Dataset:
^^^^^^^^^^^^^^^^

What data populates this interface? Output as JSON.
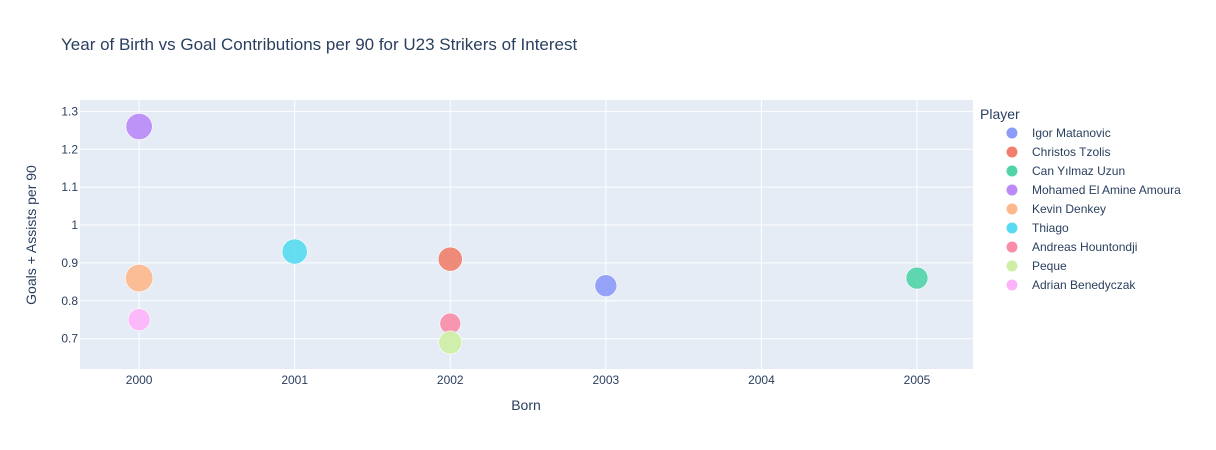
{
  "chart_data": {
    "type": "scatter",
    "title": "Year of Birth vs Goal Contributions per 90 for U23 Strikers of Interest",
    "xlabel": "Born",
    "ylabel": "Goals + Assists per 90",
    "xlim": [
      1999.62,
      2005.36
    ],
    "ylim": [
      0.62,
      1.33
    ],
    "x_ticks": [
      "2000",
      "2001",
      "2002",
      "2003",
      "2004",
      "2005"
    ],
    "y_ticks": [
      "0.7",
      "0.8",
      "0.9",
      "1",
      "1.1",
      "1.2",
      "1.3"
    ],
    "grid": true,
    "legend_title": "Player",
    "legend_position": "right",
    "series": [
      {
        "name": "Igor Matanovic",
        "color": "#8b9bf7",
        "x": [
          2003
        ],
        "y": [
          0.84
        ],
        "size": 1
      },
      {
        "name": "Christos Tzolis",
        "color": "#f0806c",
        "x": [
          2002
        ],
        "y": [
          0.91
        ],
        "size": 1.1
      },
      {
        "name": "Can Yılmaz Uzun",
        "color": "#4fd4a8",
        "x": [
          2005
        ],
        "y": [
          0.86
        ],
        "size": 1
      },
      {
        "name": "Mohamed El Amine Amoura",
        "color": "#b98af8",
        "x": [
          2000
        ],
        "y": [
          1.26
        ],
        "size": 1.2
      },
      {
        "name": "Kevin Denkey",
        "color": "#fdb88c",
        "x": [
          2000
        ],
        "y": [
          0.86
        ],
        "size": 1.25
      },
      {
        "name": "Thiago",
        "color": "#57dbf0",
        "x": [
          2001
        ],
        "y": [
          0.93
        ],
        "size": 1.15
      },
      {
        "name": "Andreas Hountondji",
        "color": "#f98da9",
        "x": [
          2002
        ],
        "y": [
          0.74
        ],
        "size": 0.95
      },
      {
        "name": "Peque",
        "color": "#cdeea4",
        "x": [
          2002
        ],
        "y": [
          0.69
        ],
        "size": 1.05
      },
      {
        "name": "Adrian Benedyczak",
        "color": "#fdb3fb",
        "x": [
          2000
        ],
        "y": [
          0.75
        ],
        "size": 1
      }
    ]
  }
}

^^^^^^^^^^^^^^^^

Instruction:
Search the lines for the string "name" and copy every line that has it.

Written answer:
        "name": "Igor Matanovic",
        "name": "Christos Tzolis",
        "name": "Can Yılmaz Uzun",
        "name": "Mohamed El Amine Amoura",
        "name": "Kevin Denkey",
        "name": "Thiago",
        "name": "Andreas Hountondji",
        "name": "Peque",
        "name": "Adrian Benedyczak",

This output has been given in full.